(Raw records)
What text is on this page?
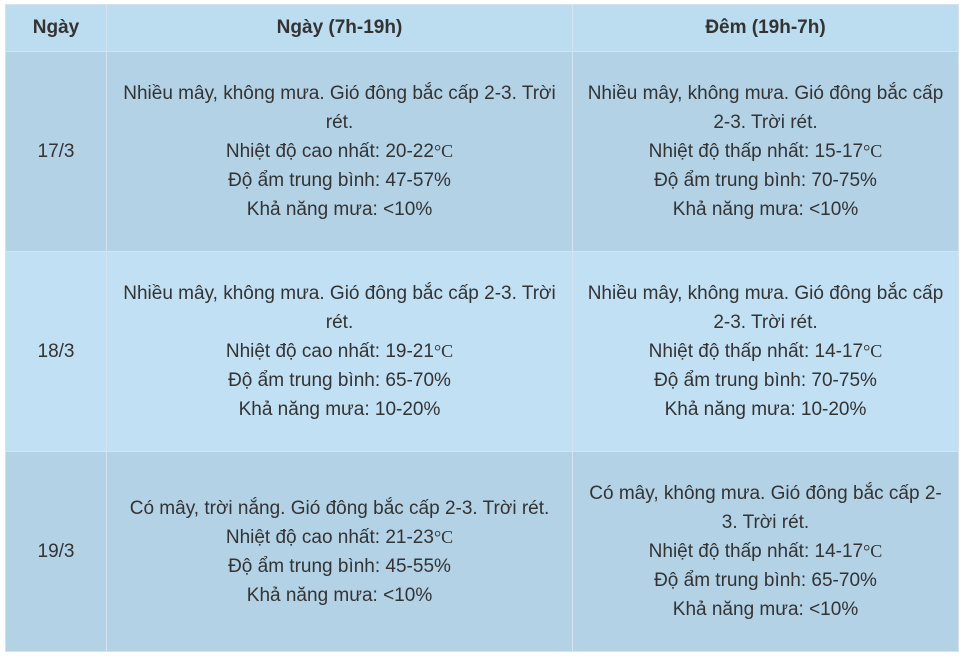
Ngày	Ngày (7h-19h)	Đêm (19h-7h)
17/3	Nhiều mây, không mưa. Gió đông bắc cấp 2-3. Trời rét.
Nhiệt độ cao nhất: 20-22°C
Độ ẩm trung bình: 47-57%
Khả năng mưa: <10%	Nhiều mây, không mưa. Gió đông bắc cấp 2-3. Trời rét.
Nhiệt độ thấp nhất: 15-17°C
Độ ẩm trung bình: 70-75%
Khả năng mưa: <10%

18/3	Nhiều mây, không mưa. Gió đông bắc cấp 2-3. Trời rét.
Nhiệt độ cao nhất: 19-21°C
Độ ẩm trung bình: 65-70%
Khả năng mưa: 10-20%	Nhiều mây, không mưa. Gió đông bắc cấp 2-3. Trời rét.
Nhiệt độ thấp nhất: 14-17°C
Độ ẩm trung bình: 70-75%
Khả năng mưa: 10-20%

19/3	Có mây, trời nắng. Gió đông bắc cấp 2-3. Trời rét.
Nhiệt độ cao nhất: 21-23°C
Độ ẩm trung bình: 45-55%
Khả năng mưa: <10%	Có mây, không mưa. Gió đông bắc cấp 2-3. Trời rét.
Nhiệt độ thấp nhất: 14-17°C
Độ ẩm trung bình: 65-70%
Khả năng mưa: <10%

** PROBLEM REQUIREMENTS **
Pick out all lines from the data above in which the word "Nhiệt" appears.

** WRITTEN ANSWER **
Nhiệt độ cao nhất: 20-22°C
Nhiệt độ thấp nhất: 15-17°C
Nhiệt độ cao nhất: 19-21°C
Nhiệt độ thấp nhất: 14-17°C
Nhiệt độ cao nhất: 21-23°C
Nhiệt độ thấp nhất: 14-17°C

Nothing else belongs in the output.